Stored entries

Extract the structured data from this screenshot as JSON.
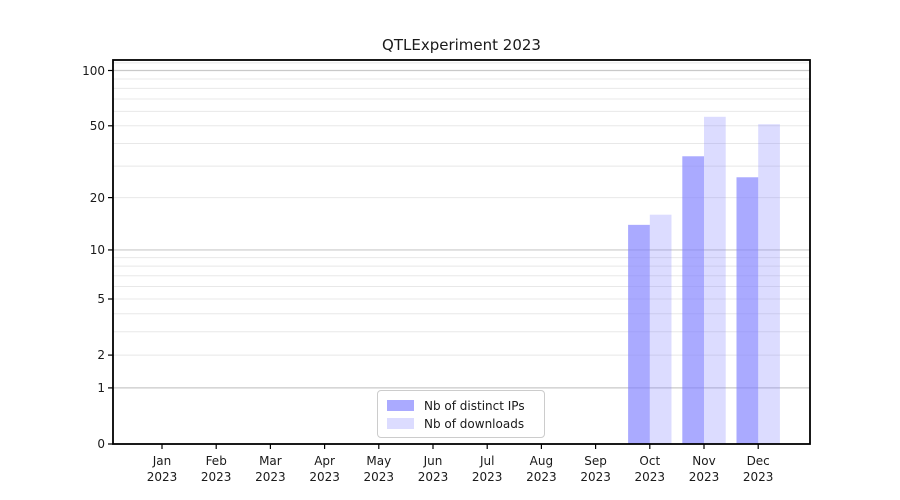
{
  "title": "QTLExperiment 2023",
  "chart_data": {
    "type": "bar",
    "title": "QTLExperiment 2023",
    "categories": [
      "Jan",
      "Feb",
      "Mar",
      "Apr",
      "May",
      "Jun",
      "Jul",
      "Aug",
      "Sep",
      "Oct",
      "Nov",
      "Dec"
    ],
    "category_year_line": "2023",
    "series": [
      {
        "name": "Nb of distinct IPs",
        "color": "rgba(128,128,255,0.67)",
        "values": [
          0,
          0,
          0,
          0,
          0,
          0,
          0,
          0,
          0,
          14,
          34,
          26
        ]
      },
      {
        "name": "Nb of downloads",
        "color": "rgba(128,128,255,0.28)",
        "values": [
          0,
          0,
          0,
          0,
          0,
          0,
          0,
          0,
          0,
          16,
          56,
          51
        ]
      }
    ],
    "xlabel": "",
    "ylabel": "",
    "yscale": "log1p",
    "ylim": [
      0,
      114
    ],
    "yticks": [
      0,
      1,
      2,
      5,
      10,
      20,
      50,
      100
    ],
    "grid": {
      "shown": true,
      "major_values": [
        1,
        10,
        100
      ],
      "minor_values": [
        2,
        3,
        4,
        5,
        6,
        7,
        8,
        9,
        20,
        30,
        40,
        50,
        60,
        70,
        80,
        90,
        110
      ],
      "major_color": "#c9c9c9",
      "minor_color": "#e8e8e8"
    },
    "legend_position": "lower center",
    "frame_color": "#000000"
  }
}
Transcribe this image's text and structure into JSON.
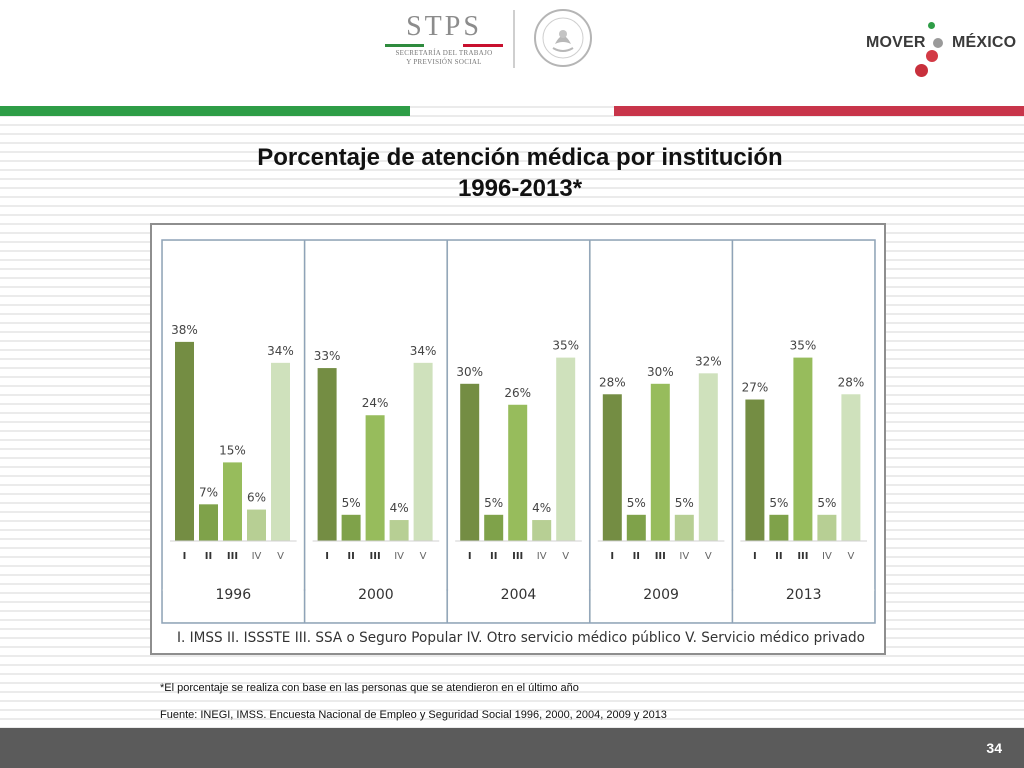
{
  "header": {
    "stps": {
      "title": "STPS",
      "subtitle_line1": "SECRETARÍA DEL TRABAJO",
      "subtitle_line2": "Y PREVISIÓN SOCIAL"
    },
    "seal": {
      "text": "ESTADOS UNIDOS MEXICANOS",
      "icon": "coat-of-arms-icon"
    },
    "mover": {
      "left": "MOVER",
      "right": "MÉXICO"
    }
  },
  "colors": {
    "green_band": "#2e9d47",
    "red_band": "#c8354a",
    "series": [
      "#748d43",
      "#7fa24a",
      "#97bc5c",
      "#b7cf94",
      "#cfe1bc"
    ]
  },
  "title": {
    "line1": "Porcentaje de atención médica por institución",
    "line2": "1996-2013*"
  },
  "chart_data": {
    "type": "bar",
    "series_names": [
      "I",
      "II",
      "III",
      "IV",
      "V"
    ],
    "groups": [
      {
        "year": "1996",
        "values": [
          38,
          7,
          15,
          6,
          34
        ],
        "labels": [
          "38%",
          "7%",
          "15%",
          "6%",
          "34%"
        ]
      },
      {
        "year": "2000",
        "values": [
          33,
          5,
          24,
          4,
          34
        ],
        "labels": [
          "33%",
          "5%",
          "24%",
          "4%",
          "34%"
        ]
      },
      {
        "year": "2004",
        "values": [
          30,
          5,
          26,
          4,
          35
        ],
        "labels": [
          "30%",
          "5%",
          "26%",
          "4%",
          "35%"
        ]
      },
      {
        "year": "2009",
        "values": [
          28,
          5,
          30,
          5,
          32
        ],
        "labels": [
          "28%",
          "5%",
          "30%",
          "5%",
          "32%"
        ]
      },
      {
        "year": "2013",
        "values": [
          27,
          5,
          35,
          5,
          28
        ],
        "labels": [
          "27%",
          "5%",
          "35%",
          "5%",
          "28%"
        ]
      }
    ],
    "legend": "I. IMSS    II. ISSSTE    III. SSA o Seguro Popular    IV. Otro servicio médico público    V. Servicio médico privado",
    "ylim": [
      0,
      40
    ],
    "grid": false
  },
  "notes": {
    "footnote": "*El porcentaje se realiza con base en las personas que se atendieron en el último año",
    "source": "Fuente: INEGI, IMSS. Encuesta Nacional de Empleo y Seguridad Social 1996, 2000, 2004, 2009 y 2013"
  },
  "page_number": "34"
}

■ **Given instruction**: Leave out the pictures and retype every line above exactly.

■ **Exercise result**:
Extract the structured data from this screenshot as JSON.
{
  "title": "QTLExperiment 2023",
  "chart_data": {
    "type": "bar",
    "title": "QTLExperiment 2023",
    "categories": [
      "Jan",
      "Feb",
      "Mar",
      "Apr",
      "May",
      "Jun",
      "Jul",
      "Aug",
      "Sep",
      "Oct",
      "Nov",
      "Dec"
    ],
    "category_year_line": "2023",
    "series": [
      {
        "name": "Nb of distinct IPs",
        "color": "rgba(128,128,255,0.67)",
        "values": [
          0,
          0,
          0,
          0,
          0,
          0,
          0,
          0,
          0,
          14,
          34,
          26
        ]
      },
      {
        "name": "Nb of downloads",
        "color": "rgba(128,128,255,0.28)",
        "values": [
          0,
          0,
          0,
          0,
          0,
          0,
          0,
          0,
          0,
          16,
          56,
          51
        ]
      }
    ],
    "xlabel": "",
    "ylabel": "",
    "yscale": "log1p",
    "ylim": [
      0,
      114
    ],
    "yticks": [
      0,
      1,
      2,
      5,
      10,
      20,
      50,
      100
    ],
    "grid": {
      "shown": true,
      "major_values": [
        1,
        10,
        100
      ],
      "minor_values": [
        2,
        3,
        4,
        5,
        6,
        7,
        8,
        9,
        20,
        30,
        40,
        50,
        60,
        70,
        80,
        90,
        110
      ],
      "major_color": "#c9c9c9",
      "minor_color": "#e8e8e8"
    },
    "legend_position": "lower center",
    "frame_color": "#000000"
  }
}
Transcribe this image's text and structure into JSON.
{
  "header": {
    "stps": {
      "title": "STPS",
      "subtitle_line1": "SECRETARÍA DEL TRABAJO",
      "subtitle_line2": "Y PREVISIÓN SOCIAL"
    },
    "seal": {
      "text": "ESTADOS UNIDOS MEXICANOS",
      "icon": "coat-of-arms-icon"
    },
    "mover": {
      "left": "MOVER",
      "right": "MÉXICO"
    }
  },
  "colors": {
    "green_band": "#2e9d47",
    "red_band": "#c8354a",
    "series": [
      "#748d43",
      "#7fa24a",
      "#97bc5c",
      "#b7cf94",
      "#cfe1bc"
    ]
  },
  "title": {
    "line1": "Porcentaje de atención médica por institución",
    "line2": "1996-2013*"
  },
  "chart_data": {
    "type": "bar",
    "series_names": [
      "I",
      "II",
      "III",
      "IV",
      "V"
    ],
    "groups": [
      {
        "year": "1996",
        "values": [
          38,
          7,
          15,
          6,
          34
        ],
        "labels": [
          "38%",
          "7%",
          "15%",
          "6%",
          "34%"
        ]
      },
      {
        "year": "2000",
        "values": [
          33,
          5,
          24,
          4,
          34
        ],
        "labels": [
          "33%",
          "5%",
          "24%",
          "4%",
          "34%"
        ]
      },
      {
        "year": "2004",
        "values": [
          30,
          5,
          26,
          4,
          35
        ],
        "labels": [
          "30%",
          "5%",
          "26%",
          "4%",
          "35%"
        ]
      },
      {
        "year": "2009",
        "values": [
          28,
          5,
          30,
          5,
          32
        ],
        "labels": [
          "28%",
          "5%",
          "30%",
          "5%",
          "32%"
        ]
      },
      {
        "year": "2013",
        "values": [
          27,
          5,
          35,
          5,
          28
        ],
        "labels": [
          "27%",
          "5%",
          "35%",
          "5%",
          "28%"
        ]
      }
    ],
    "legend": "I. IMSS    II. ISSSTE    III. SSA o Seguro Popular    IV. Otro servicio médico público    V. Servicio médico privado",
    "ylim": [
      0,
      40
    ],
    "grid": false
  },
  "notes": {
    "footnote": "*El porcentaje se realiza con base en las personas que se atendieron en el último año",
    "source": "Fuente: INEGI, IMSS. Encuesta Nacional de Empleo y Seguridad Social 1996, 2000, 2004, 2009 y 2013"
  },
  "page_number": "34"
}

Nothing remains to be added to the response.